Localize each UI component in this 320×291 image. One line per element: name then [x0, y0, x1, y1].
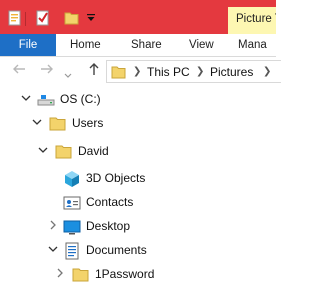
- navigation-pane: OS (C:) Users David 3D Objects Contacts …: [0, 88, 276, 291]
- tree-item-3d-objects[interactable]: 3D Objects: [0, 167, 276, 191]
- breadcrumb-this-pc[interactable]: This PC: [147, 65, 190, 79]
- title-bar: Picture T: [0, 0, 276, 34]
- tab-view[interactable]: View: [189, 34, 214, 56]
- folder-icon: [72, 268, 89, 282]
- navigation-bar: ❯ This PC ❯ Pictures ❯: [0, 57, 281, 88]
- tab-manage[interactable]: Mana: [238, 34, 267, 56]
- chevron-down-icon[interactable]: [47, 243, 59, 255]
- up-button[interactable]: [87, 62, 101, 79]
- quick-access-divider: [25, 12, 26, 26]
- breadcrumb-separator[interactable]: ❯: [196, 66, 204, 77]
- tree-item-label: 1Password: [95, 267, 155, 281]
- tab-share[interactable]: Share: [131, 34, 162, 56]
- tree-item-label: Users: [72, 116, 104, 130]
- tree-item-label: OS (C:): [60, 92, 101, 106]
- chevron-right-icon[interactable]: [47, 219, 59, 231]
- chevron-down-icon[interactable]: [37, 144, 49, 156]
- forward-arrow-icon: [41, 64, 53, 74]
- tree-item-david[interactable]: David: [0, 140, 276, 164]
- up-arrow-icon: [89, 63, 99, 75]
- tree-item-label: Desktop: [86, 219, 131, 233]
- folder-icon: [49, 117, 66, 131]
- back-arrow-icon: [13, 64, 25, 74]
- chevron-down-icon[interactable]: [20, 92, 32, 104]
- drive-icon: [37, 95, 55, 106]
- tab-file[interactable]: File: [0, 34, 56, 56]
- chevron-right-icon[interactable]: [54, 267, 66, 279]
- tree-item-label: 3D Objects: [86, 171, 146, 185]
- address-bar[interactable]: ❯ This PC ❯ Pictures ❯: [106, 60, 281, 83]
- tree-item-label: David: [78, 144, 109, 158]
- tree-item-os-c[interactable]: OS (C:): [0, 88, 276, 112]
- tab-home[interactable]: Home: [70, 34, 101, 56]
- breadcrumb-pictures[interactable]: Pictures: [210, 65, 253, 79]
- tree-item-desktop[interactable]: Desktop: [0, 215, 276, 239]
- desktop-icon: [63, 220, 81, 235]
- documents-icon: [65, 242, 79, 260]
- tree-item-contacts[interactable]: Contacts: [0, 191, 276, 215]
- chevron-down-icon[interactable]: [31, 116, 43, 128]
- folder-icon: [55, 145, 72, 159]
- recent-locations-button[interactable]: [64, 66, 72, 82]
- cube-icon: [65, 171, 79, 187]
- back-button[interactable]: [12, 62, 26, 79]
- breadcrumb-separator: ❯: [133, 66, 142, 77]
- forward-button[interactable]: [40, 62, 54, 79]
- ribbon-tabs: File Home Share View Mana: [0, 34, 276, 57]
- tree-item-1password[interactable]: 1Password: [0, 263, 276, 287]
- breadcrumb-separator[interactable]: ❯: [263, 66, 271, 77]
- tree-item-label: Documents: [86, 243, 147, 257]
- tree-item-documents[interactable]: Documents: [0, 239, 276, 263]
- tree-item-users[interactable]: Users: [0, 112, 276, 136]
- pictures-folder-icon: [111, 64, 127, 83]
- properties-icon[interactable]: [8, 10, 22, 29]
- chevron-down-icon: [64, 73, 72, 78]
- tree-item-label: Contacts: [86, 195, 134, 209]
- customize-dropdown-icon[interactable]: [86, 12, 96, 26]
- tab-picture-tools[interactable]: Picture T: [228, 7, 276, 34]
- checkmark-icon[interactable]: [36, 10, 50, 29]
- new-folder-icon[interactable]: [64, 10, 80, 29]
- contacts-icon: [63, 196, 81, 210]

------------------------------------

### Exercise directions
Please edit the lines above so that "tree-item-label" becomes "tree-label" everywhere it appears, changing nothing else and leaving the picture out.

### Solution for this task
Localize each UI component in this 320×291 image. One line per element: name then [x0, y0, x1, y1].
- navigation-pane: OS (C:) Users David 3D Objects Contacts …: [0, 88, 276, 291]
- tree-item-3d-objects[interactable]: 3D Objects: [0, 167, 276, 191]
- breadcrumb-this-pc[interactable]: This PC: [147, 65, 190, 79]
- title-bar: Picture T: [0, 0, 276, 34]
- tab-view[interactable]: View: [189, 34, 214, 56]
- folder-icon: [72, 268, 89, 282]
- navigation-bar: ❯ This PC ❯ Pictures ❯: [0, 57, 281, 88]
- tab-manage[interactable]: Mana: [238, 34, 267, 56]
- chevron-down-icon[interactable]: [47, 243, 59, 255]
- up-button[interactable]: [87, 62, 101, 79]
- quick-access-divider: [25, 12, 26, 26]
- breadcrumb-separator[interactable]: ❯: [196, 66, 204, 77]
- tree-label: 1Password: [95, 267, 155, 281]
- tab-share[interactable]: Share: [131, 34, 162, 56]
- tree-label: Users: [72, 116, 104, 130]
- tree-label: OS (C:): [60, 92, 101, 106]
- chevron-right-icon[interactable]: [47, 219, 59, 231]
- chevron-down-icon[interactable]: [37, 144, 49, 156]
- forward-arrow-icon: [41, 64, 53, 74]
- tree-item-david[interactable]: David: [0, 140, 276, 164]
- up-arrow-icon: [89, 63, 99, 75]
- tree-label: Desktop: [86, 219, 131, 233]
- folder-icon: [49, 117, 66, 131]
- back-arrow-icon: [13, 64, 25, 74]
- chevron-down-icon[interactable]: [20, 92, 32, 104]
- drive-icon: [37, 95, 55, 106]
- tab-file[interactable]: File: [0, 34, 56, 56]
- chevron-right-icon[interactable]: [54, 267, 66, 279]
- tree-label: 3D Objects: [86, 171, 146, 185]
- address-bar[interactable]: ❯ This PC ❯ Pictures ❯: [106, 60, 281, 83]
- tree-label: David: [78, 144, 109, 158]
- tree-item-os-c[interactable]: OS (C:): [0, 88, 276, 112]
- tab-home[interactable]: Home: [70, 34, 101, 56]
- breadcrumb-pictures[interactable]: Pictures: [210, 65, 253, 79]
- tree-item-desktop[interactable]: Desktop: [0, 215, 276, 239]
- desktop-icon: [63, 220, 81, 235]
- documents-icon: [65, 242, 79, 260]
- tree-item-contacts[interactable]: Contacts: [0, 191, 276, 215]
- chevron-down-icon[interactable]: [31, 116, 43, 128]
- folder-icon: [55, 145, 72, 159]
- recent-locations-button[interactable]: [64, 66, 72, 82]
- cube-icon: [65, 171, 79, 187]
- back-button[interactable]: [12, 62, 26, 79]
- breadcrumb-separator: ❯: [133, 66, 142, 77]
- forward-button[interactable]: [40, 62, 54, 79]
- ribbon-tabs: File Home Share View Mana: [0, 34, 276, 57]
- tree-item-1password[interactable]: 1Password: [0, 263, 276, 287]
- breadcrumb-separator[interactable]: ❯: [263, 66, 271, 77]
- tree-label: Documents: [86, 243, 147, 257]
- tree-item-documents[interactable]: Documents: [0, 239, 276, 263]
- tree-item-users[interactable]: Users: [0, 112, 276, 136]
- pictures-folder-icon: [111, 64, 127, 83]
- properties-icon[interactable]: [8, 10, 22, 29]
- chevron-down-icon: [64, 73, 72, 78]
- tree-label: Contacts: [86, 195, 134, 209]
- customize-dropdown-icon[interactable]: [86, 12, 96, 26]
- tab-picture-tools[interactable]: Picture T: [228, 7, 276, 34]
- checkmark-icon[interactable]: [36, 10, 50, 29]
- new-folder-icon[interactable]: [64, 10, 80, 29]
- contacts-icon: [63, 196, 81, 210]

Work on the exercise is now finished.